TASK DETAILS =>
Reproduce the data in its entirety, exactly as written.

Segment Start: INPUT DATA

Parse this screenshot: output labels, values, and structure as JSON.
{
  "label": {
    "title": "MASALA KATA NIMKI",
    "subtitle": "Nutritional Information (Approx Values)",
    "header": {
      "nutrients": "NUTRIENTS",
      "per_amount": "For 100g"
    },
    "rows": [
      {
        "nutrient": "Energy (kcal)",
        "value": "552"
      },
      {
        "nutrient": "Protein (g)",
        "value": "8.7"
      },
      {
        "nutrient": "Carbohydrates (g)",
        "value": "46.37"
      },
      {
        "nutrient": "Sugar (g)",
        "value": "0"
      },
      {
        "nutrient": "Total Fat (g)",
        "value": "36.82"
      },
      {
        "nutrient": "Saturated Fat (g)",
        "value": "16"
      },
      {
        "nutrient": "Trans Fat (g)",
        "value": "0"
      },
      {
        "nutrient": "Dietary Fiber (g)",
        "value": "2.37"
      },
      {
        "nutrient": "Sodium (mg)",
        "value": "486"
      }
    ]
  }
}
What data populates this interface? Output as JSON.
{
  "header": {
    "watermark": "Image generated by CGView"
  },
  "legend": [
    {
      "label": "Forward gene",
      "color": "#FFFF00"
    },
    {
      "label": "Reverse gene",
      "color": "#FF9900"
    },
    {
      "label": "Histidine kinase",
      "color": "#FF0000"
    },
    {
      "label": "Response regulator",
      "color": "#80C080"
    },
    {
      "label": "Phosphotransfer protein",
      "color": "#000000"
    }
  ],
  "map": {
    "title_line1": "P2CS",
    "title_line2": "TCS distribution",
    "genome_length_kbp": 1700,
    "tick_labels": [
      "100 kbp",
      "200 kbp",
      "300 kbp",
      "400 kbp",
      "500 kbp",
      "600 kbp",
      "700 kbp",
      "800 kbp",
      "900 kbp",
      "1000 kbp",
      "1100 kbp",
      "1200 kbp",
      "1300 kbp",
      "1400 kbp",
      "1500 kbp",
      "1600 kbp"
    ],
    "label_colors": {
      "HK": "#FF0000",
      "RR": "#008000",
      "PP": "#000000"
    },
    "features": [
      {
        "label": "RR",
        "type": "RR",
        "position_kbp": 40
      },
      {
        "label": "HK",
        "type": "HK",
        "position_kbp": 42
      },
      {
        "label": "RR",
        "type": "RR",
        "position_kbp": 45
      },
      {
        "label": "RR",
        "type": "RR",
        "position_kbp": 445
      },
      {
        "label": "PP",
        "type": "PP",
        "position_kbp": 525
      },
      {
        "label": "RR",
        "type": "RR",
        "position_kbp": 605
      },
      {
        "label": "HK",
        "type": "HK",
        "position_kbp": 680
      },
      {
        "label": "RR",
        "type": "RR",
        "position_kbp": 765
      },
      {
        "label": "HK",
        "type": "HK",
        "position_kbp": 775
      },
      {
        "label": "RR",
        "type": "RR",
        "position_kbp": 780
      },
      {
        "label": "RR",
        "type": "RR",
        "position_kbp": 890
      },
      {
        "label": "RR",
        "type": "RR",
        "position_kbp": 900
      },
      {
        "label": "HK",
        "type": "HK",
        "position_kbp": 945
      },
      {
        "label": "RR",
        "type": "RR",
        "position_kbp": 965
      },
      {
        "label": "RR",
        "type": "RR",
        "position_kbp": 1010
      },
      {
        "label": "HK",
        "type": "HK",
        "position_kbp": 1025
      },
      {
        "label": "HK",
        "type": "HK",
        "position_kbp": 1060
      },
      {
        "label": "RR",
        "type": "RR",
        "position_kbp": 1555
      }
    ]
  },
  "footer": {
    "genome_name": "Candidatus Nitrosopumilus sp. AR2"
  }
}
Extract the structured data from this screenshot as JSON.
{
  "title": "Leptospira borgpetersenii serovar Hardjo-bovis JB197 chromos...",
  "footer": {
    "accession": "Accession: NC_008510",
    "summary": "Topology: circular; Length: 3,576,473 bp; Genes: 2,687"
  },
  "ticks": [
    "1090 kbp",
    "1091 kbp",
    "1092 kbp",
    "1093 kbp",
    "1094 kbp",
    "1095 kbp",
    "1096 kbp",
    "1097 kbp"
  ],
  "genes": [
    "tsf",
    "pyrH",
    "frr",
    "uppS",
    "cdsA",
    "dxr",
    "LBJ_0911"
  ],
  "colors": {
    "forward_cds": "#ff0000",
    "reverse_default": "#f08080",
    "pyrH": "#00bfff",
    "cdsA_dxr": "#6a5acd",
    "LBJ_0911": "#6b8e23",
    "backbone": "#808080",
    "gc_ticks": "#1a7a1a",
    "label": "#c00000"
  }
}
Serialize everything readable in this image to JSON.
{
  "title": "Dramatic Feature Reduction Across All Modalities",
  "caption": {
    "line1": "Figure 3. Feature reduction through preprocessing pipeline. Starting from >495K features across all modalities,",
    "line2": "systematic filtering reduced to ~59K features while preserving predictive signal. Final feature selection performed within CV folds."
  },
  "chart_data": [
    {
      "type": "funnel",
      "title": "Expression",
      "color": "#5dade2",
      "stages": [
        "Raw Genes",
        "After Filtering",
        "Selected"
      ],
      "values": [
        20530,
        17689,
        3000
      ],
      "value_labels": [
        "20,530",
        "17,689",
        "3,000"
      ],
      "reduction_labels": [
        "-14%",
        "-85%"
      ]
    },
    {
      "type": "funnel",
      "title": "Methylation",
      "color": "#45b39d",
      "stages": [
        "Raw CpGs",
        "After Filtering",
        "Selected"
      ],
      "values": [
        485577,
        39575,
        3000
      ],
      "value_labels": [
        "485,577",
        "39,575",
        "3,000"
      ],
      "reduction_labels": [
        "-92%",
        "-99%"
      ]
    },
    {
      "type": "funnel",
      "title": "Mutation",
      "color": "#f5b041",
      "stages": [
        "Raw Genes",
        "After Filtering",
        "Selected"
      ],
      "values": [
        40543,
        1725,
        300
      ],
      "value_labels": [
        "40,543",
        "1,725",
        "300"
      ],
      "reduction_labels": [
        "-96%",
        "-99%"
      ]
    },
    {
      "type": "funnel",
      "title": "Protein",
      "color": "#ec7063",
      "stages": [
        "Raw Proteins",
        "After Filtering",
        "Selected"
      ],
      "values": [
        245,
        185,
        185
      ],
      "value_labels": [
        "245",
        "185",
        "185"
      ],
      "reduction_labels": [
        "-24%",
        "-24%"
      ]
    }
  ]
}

Segment End: INPUT DATA

RESULT OF THIS EXERCISE =>
Parse this screenshot: output labels, values, and structure as JSON.
{
  "label": {
    "title": "MASALA KATA NIMKI",
    "subtitle": "Nutritional Information (Approx Values)",
    "header": {
      "nutrients": "NUTRIENTS",
      "per_amount": "For 100g"
    },
    "rows": [
      {
        "nutrient": "Energy (kcal)",
        "value": "552"
      },
      {
        "nutrient": "Protein (g)",
        "value": "8.7"
      },
      {
        "nutrient": "Carbohydrates (g)",
        "value": "46.37"
      },
      {
        "nutrient": "Sugar (g)",
        "value": "0"
      },
      {
        "nutrient": "Total Fat (g)",
        "value": "36.82"
      },
      {
        "nutrient": "Saturated Fat (g)",
        "value": "16"
      },
      {
        "nutrient": "Trans Fat (g)",
        "value": "0"
      },
      {
        "nutrient": "Dietary Fiber (g)",
        "value": "2.37"
      },
      {
        "nutrient": "Sodium (mg)",
        "value": "486"
      }
    ]
  }
}
What data populates this interface? Output as JSON.
{
  "header": {
    "watermark": "Image generated by CGView"
  },
  "legend": [
    {
      "label": "Forward gene",
      "color": "#FFFF00"
    },
    {
      "label": "Reverse gene",
      "color": "#FF9900"
    },
    {
      "label": "Histidine kinase",
      "color": "#FF0000"
    },
    {
      "label": "Response regulator",
      "color": "#80C080"
    },
    {
      "label": "Phosphotransfer protein",
      "color": "#000000"
    }
  ],
  "map": {
    "title_line1": "P2CS",
    "title_line2": "TCS distribution",
    "genome_length_kbp": 1700,
    "tick_labels": [
      "100 kbp",
      "200 kbp",
      "300 kbp",
      "400 kbp",
      "500 kbp",
      "600 kbp",
      "700 kbp",
      "800 kbp",
      "900 kbp",
      "1000 kbp",
      "1100 kbp",
      "1200 kbp",
      "1300 kbp",
      "1400 kbp",
      "1500 kbp",
      "1600 kbp"
    ],
    "label_colors": {
      "HK": "#FF0000",
      "RR": "#008000",
      "PP": "#000000"
    },
    "features": [
      {
        "label": "RR",
        "type": "RR",
        "position_kbp": 40
      },
      {
        "label": "HK",
        "type": "HK",
        "position_kbp": 42
      },
      {
        "label": "RR",
        "type": "RR",
        "position_kbp": 45
      },
      {
        "label": "RR",
        "type": "RR",
        "position_kbp": 445
      },
      {
        "label": "PP",
        "type": "PP",
        "position_kbp": 525
      },
      {
        "label": "RR",
        "type": "RR",
        "position_kbp": 605
      },
      {
        "label": "HK",
        "type": "HK",
        "position_kbp": 680
      },
      {
        "label": "RR",
        "type": "RR",
        "position_kbp": 765
      },
      {
        "label": "HK",
        "type": "HK",
        "position_kbp": 775
      },
      {
        "label": "RR",
        "type": "RR",
        "position_kbp": 780
      },
      {
        "label": "RR",
        "type": "RR",
        "position_kbp": 890
      },
      {
        "label": "RR",
        "type": "RR",
        "position_kbp": 900
      },
      {
        "label": "HK",
        "type": "HK",
        "position_kbp": 945
      },
      {
        "label": "RR",
        "type": "RR",
        "position_kbp": 965
      },
      {
        "label": "RR",
        "type": "RR",
        "position_kbp": 1010
      },
      {
        "label": "HK",
        "type": "HK",
        "position_kbp": 1025
      },
      {
        "label": "HK",
        "type": "HK",
        "position_kbp": 1060
      },
      {
        "label": "RR",
        "type": "RR",
        "position_kbp": 1555
      }
    ]
  },
  "footer": {
    "genome_name": "Candidatus Nitrosopumilus sp. AR2"
  }
}
Extract the structured data from this screenshot as JSON.
{
  "title": "Leptospira borgpetersenii serovar Hardjo-bovis JB197 chromos...",
  "footer": {
    "accession": "Accession: NC_008510",
    "summary": "Topology: circular; Length: 3,576,473 bp; Genes: 2,687"
  },
  "ticks": [
    "1090 kbp",
    "1091 kbp",
    "1092 kbp",
    "1093 kbp",
    "1094 kbp",
    "1095 kbp",
    "1096 kbp",
    "1097 kbp"
  ],
  "genes": [
    "tsf",
    "pyrH",
    "frr",
    "uppS",
    "cdsA",
    "dxr",
    "LBJ_0911"
  ],
  "colors": {
    "forward_cds": "#ff0000",
    "reverse_default": "#f08080",
    "pyrH": "#00bfff",
    "cdsA_dxr": "#6a5acd",
    "LBJ_0911": "#6b8e23",
    "backbone": "#808080",
    "gc_ticks": "#1a7a1a",
    "label": "#c00000"
  }
}
Serialize everything readable in this image to JSON.
{
  "title": "Dramatic Feature Reduction Across All Modalities",
  "caption": {
    "line1": "Figure 3. Feature reduction through preprocessing pipeline. Starting from >495K features across all modalities,",
    "line2": "systematic filtering reduced to ~59K features while preserving predictive signal. Final feature selection performed within CV folds."
  },
  "chart_data": [
    {
      "type": "funnel",
      "title": "Expression",
      "color": "#5dade2",
      "stages": [
        "Raw Genes",
        "After Filtering",
        "Selected"
      ],
      "values": [
        20530,
        17689,
        3000
      ],
      "value_labels": [
        "20,530",
        "17,689",
        "3,000"
      ],
      "reduction_labels": [
        "-14%",
        "-85%"
      ]
    },
    {
      "type": "funnel",
      "title": "Methylation",
      "color": "#45b39d",
      "stages": [
        "Raw CpGs",
        "After Filtering",
        "Selected"
      ],
      "values": [
        485577,
        39575,
        3000
      ],
      "value_labels": [
        "485,577",
        "39,575",
        "3,000"
      ],
      "reduction_labels": [
        "-92%",
        "-99%"
      ]
    },
    {
      "type": "funnel",
      "title": "Mutation",
      "color": "#f5b041",
      "stages": [
        "Raw Genes",
        "After Filtering",
        "Selected"
      ],
      "values": [
        40543,
        1725,
        300
      ],
      "value_labels": [
        "40,543",
        "1,725",
        "300"
      ],
      "reduction_labels": [
        "-96%",
        "-99%"
      ]
    },
    {
      "type": "funnel",
      "title": "Protein",
      "color": "#ec7063",
      "stages": [
        "Raw Proteins",
        "After Filtering",
        "Selected"
      ],
      "values": [
        245,
        185,
        185
      ],
      "value_labels": [
        "245",
        "185",
        "185"
      ],
      "reduction_labels": [
        "-24%",
        "-24%"
      ]
    }
  ]
}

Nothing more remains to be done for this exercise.